■ **原始记录**:
++++++++++++++++++++

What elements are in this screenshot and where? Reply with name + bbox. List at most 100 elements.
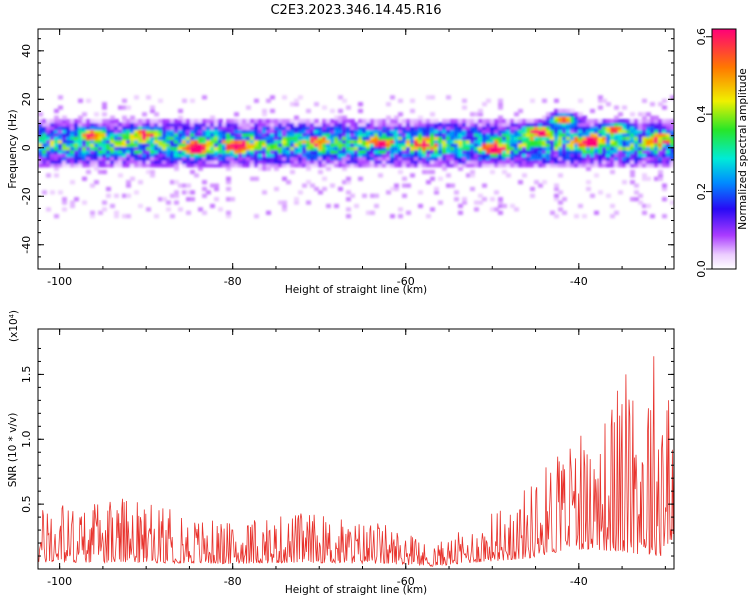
heatmap-cell xyxy=(202,139,207,144)
heatmap-cell xyxy=(490,146,495,151)
heatmap-cell xyxy=(210,122,215,127)
heatmap-cell xyxy=(94,119,99,124)
heatmap-cell xyxy=(218,207,223,212)
heatmap-cell xyxy=(86,163,91,168)
heatmap-cell xyxy=(394,132,399,137)
heatmap-cell xyxy=(334,119,339,124)
heatmap-cell xyxy=(42,129,47,134)
heatmap-cell xyxy=(430,129,435,134)
heatmap-cell xyxy=(58,139,63,144)
heatmap-cell xyxy=(370,149,375,154)
heatmap-cell xyxy=(666,142,671,147)
heatmap-cell xyxy=(166,149,171,154)
heatmap-cell xyxy=(534,163,539,168)
heatmap-cell xyxy=(302,153,307,158)
heatmap-cell xyxy=(270,156,275,161)
heatmap-cell xyxy=(550,136,555,141)
heatmap-cell xyxy=(510,203,515,209)
heatmap-cell xyxy=(590,139,595,144)
heatmap-cell xyxy=(394,163,399,168)
heatmap-cell xyxy=(650,139,655,144)
heatmap-cell xyxy=(498,142,503,147)
heatmap-cell xyxy=(190,159,195,164)
heatmap-cell xyxy=(98,146,103,151)
heatmap-cell xyxy=(502,129,507,134)
heatmap-cell xyxy=(382,129,387,134)
heatmap-cell xyxy=(354,129,359,134)
heatmap-cell xyxy=(186,142,191,147)
heatmap-cell xyxy=(654,159,659,164)
heatmap-cell xyxy=(486,129,491,134)
heatmap-cell xyxy=(498,105,503,110)
heatmap-cell xyxy=(118,139,123,144)
heatmap-cell xyxy=(230,156,235,161)
heatmap-cell xyxy=(490,129,495,134)
heatmap-cell xyxy=(62,146,67,151)
heatmap-cell xyxy=(254,125,259,130)
heatmap-cell xyxy=(38,119,43,124)
heatmap-cell xyxy=(434,129,439,134)
heatmap-cell xyxy=(118,129,123,134)
heatmap-cell xyxy=(578,112,583,117)
heatmap-cell xyxy=(486,156,491,161)
heatmap-cell xyxy=(362,125,367,130)
heatmap-cell xyxy=(290,132,295,137)
heatmap-cell xyxy=(510,132,515,137)
heatmap-cell xyxy=(486,159,491,164)
heatmap-cell xyxy=(570,149,575,154)
heatmap-cell xyxy=(302,122,307,127)
heatmap-cell xyxy=(94,156,99,161)
heatmap-cell xyxy=(62,125,67,130)
heatmap-cell xyxy=(186,139,191,144)
heatmap-cell xyxy=(46,153,51,158)
heatmap-cell xyxy=(562,142,567,147)
heatmap-cell xyxy=(398,207,403,212)
heatmap-cell xyxy=(438,122,443,127)
heatmap-cell xyxy=(630,122,635,127)
heatmap-cell xyxy=(634,136,639,141)
heatmap-cell xyxy=(66,153,71,158)
heatmap-cell xyxy=(178,136,183,141)
heatmap-cell xyxy=(150,173,155,178)
heatmap-cell xyxy=(234,119,239,124)
heatmap-cell xyxy=(126,146,131,151)
heatmap-cell xyxy=(446,173,451,178)
heatmap-cell xyxy=(494,146,499,151)
heatmap-cell xyxy=(162,139,167,144)
heatmap-cell xyxy=(346,149,351,154)
heatmap-cell xyxy=(66,146,71,151)
heatmap-cell xyxy=(362,142,367,147)
heatmap-cell xyxy=(318,129,323,134)
heatmap-cell xyxy=(590,119,595,124)
heatmap-cell xyxy=(542,122,547,127)
heatmap-cell xyxy=(566,163,571,168)
heatmap-cell xyxy=(138,129,143,134)
heatmap-cell xyxy=(670,159,674,164)
heatmap-cell xyxy=(334,149,339,154)
heatmap-cell xyxy=(266,146,271,151)
heatmap-cell xyxy=(170,214,175,219)
heatmap-cell xyxy=(66,136,71,141)
heatmap-cell xyxy=(670,142,674,147)
heatmap-cell xyxy=(414,136,419,141)
heatmap-cell xyxy=(434,159,439,164)
heatmap-cell xyxy=(574,119,579,124)
heatmap-cell xyxy=(514,125,519,130)
heatmap-cell xyxy=(566,108,571,114)
heatmap-cell xyxy=(538,159,543,164)
heatmap-cell xyxy=(642,112,647,117)
heatmap-cell xyxy=(634,183,639,188)
heatmap-cell xyxy=(230,163,235,168)
heatmap-cell xyxy=(122,149,127,154)
heatmap-cell xyxy=(70,180,75,185)
heatmap-cell xyxy=(518,159,523,164)
heatmap-cell xyxy=(154,149,159,154)
heatmap-cell xyxy=(442,163,447,168)
heatmap-cell xyxy=(262,146,267,151)
heatmap-cell xyxy=(482,125,487,130)
heatmap-cell xyxy=(310,163,315,168)
heatmap-cell xyxy=(114,153,119,158)
heatmap-cell xyxy=(358,108,363,114)
heatmap-cell xyxy=(598,105,603,110)
heatmap-cell xyxy=(434,132,439,137)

++++++++++++++++++++

■ **任务要求**:
请将上方全部各行逐字照录，图片一律略去。

■ **完成结果**:
What elements are in this screenshot and where? Reply with name + bbox. List at most 100 elements.
heatmap-cell xyxy=(202,139,207,144)
heatmap-cell xyxy=(490,146,495,151)
heatmap-cell xyxy=(210,122,215,127)
heatmap-cell xyxy=(94,119,99,124)
heatmap-cell xyxy=(218,207,223,212)
heatmap-cell xyxy=(86,163,91,168)
heatmap-cell xyxy=(394,132,399,137)
heatmap-cell xyxy=(334,119,339,124)
heatmap-cell xyxy=(42,129,47,134)
heatmap-cell xyxy=(430,129,435,134)
heatmap-cell xyxy=(58,139,63,144)
heatmap-cell xyxy=(370,149,375,154)
heatmap-cell xyxy=(666,142,671,147)
heatmap-cell xyxy=(166,149,171,154)
heatmap-cell xyxy=(534,163,539,168)
heatmap-cell xyxy=(302,153,307,158)
heatmap-cell xyxy=(270,156,275,161)
heatmap-cell xyxy=(550,136,555,141)
heatmap-cell xyxy=(510,203,515,209)
heatmap-cell xyxy=(590,139,595,144)
heatmap-cell xyxy=(394,163,399,168)
heatmap-cell xyxy=(650,139,655,144)
heatmap-cell xyxy=(498,142,503,147)
heatmap-cell xyxy=(190,159,195,164)
heatmap-cell xyxy=(98,146,103,151)
heatmap-cell xyxy=(502,129,507,134)
heatmap-cell xyxy=(382,129,387,134)
heatmap-cell xyxy=(354,129,359,134)
heatmap-cell xyxy=(186,142,191,147)
heatmap-cell xyxy=(654,159,659,164)
heatmap-cell xyxy=(486,129,491,134)
heatmap-cell xyxy=(498,105,503,110)
heatmap-cell xyxy=(118,139,123,144)
heatmap-cell xyxy=(230,156,235,161)
heatmap-cell xyxy=(490,129,495,134)
heatmap-cell xyxy=(62,146,67,151)
heatmap-cell xyxy=(254,125,259,130)
heatmap-cell xyxy=(38,119,43,124)
heatmap-cell xyxy=(434,129,439,134)
heatmap-cell xyxy=(118,129,123,134)
heatmap-cell xyxy=(578,112,583,117)
heatmap-cell xyxy=(486,156,491,161)
heatmap-cell xyxy=(362,125,367,130)
heatmap-cell xyxy=(290,132,295,137)
heatmap-cell xyxy=(510,132,515,137)
heatmap-cell xyxy=(486,159,491,164)
heatmap-cell xyxy=(570,149,575,154)
heatmap-cell xyxy=(302,122,307,127)
heatmap-cell xyxy=(94,156,99,161)
heatmap-cell xyxy=(62,125,67,130)
heatmap-cell xyxy=(186,139,191,144)
heatmap-cell xyxy=(46,153,51,158)
heatmap-cell xyxy=(562,142,567,147)
heatmap-cell xyxy=(398,207,403,212)
heatmap-cell xyxy=(438,122,443,127)
heatmap-cell xyxy=(630,122,635,127)
heatmap-cell xyxy=(634,136,639,141)
heatmap-cell xyxy=(66,153,71,158)
heatmap-cell xyxy=(178,136,183,141)
heatmap-cell xyxy=(150,173,155,178)
heatmap-cell xyxy=(234,119,239,124)
heatmap-cell xyxy=(126,146,131,151)
heatmap-cell xyxy=(446,173,451,178)
heatmap-cell xyxy=(494,146,499,151)
heatmap-cell xyxy=(162,139,167,144)
heatmap-cell xyxy=(346,149,351,154)
heatmap-cell xyxy=(66,146,71,151)
heatmap-cell xyxy=(362,142,367,147)
heatmap-cell xyxy=(318,129,323,134)
heatmap-cell xyxy=(590,119,595,124)
heatmap-cell xyxy=(542,122,547,127)
heatmap-cell xyxy=(566,163,571,168)
heatmap-cell xyxy=(138,129,143,134)
heatmap-cell xyxy=(670,159,674,164)
heatmap-cell xyxy=(334,149,339,154)
heatmap-cell xyxy=(266,146,271,151)
heatmap-cell xyxy=(170,214,175,219)
heatmap-cell xyxy=(66,136,71,141)
heatmap-cell xyxy=(670,142,674,147)
heatmap-cell xyxy=(414,136,419,141)
heatmap-cell xyxy=(434,159,439,164)
heatmap-cell xyxy=(574,119,579,124)
heatmap-cell xyxy=(514,125,519,130)
heatmap-cell xyxy=(566,108,571,114)
heatmap-cell xyxy=(538,159,543,164)
heatmap-cell xyxy=(642,112,647,117)
heatmap-cell xyxy=(634,183,639,188)
heatmap-cell xyxy=(230,163,235,168)
heatmap-cell xyxy=(122,149,127,154)
heatmap-cell xyxy=(70,180,75,185)
heatmap-cell xyxy=(518,159,523,164)
heatmap-cell xyxy=(154,149,159,154)
heatmap-cell xyxy=(442,163,447,168)
heatmap-cell xyxy=(262,146,267,151)
heatmap-cell xyxy=(482,125,487,130)
heatmap-cell xyxy=(310,163,315,168)
heatmap-cell xyxy=(114,153,119,158)
heatmap-cell xyxy=(358,108,363,114)
heatmap-cell xyxy=(598,105,603,110)
heatmap-cell xyxy=(434,132,439,137)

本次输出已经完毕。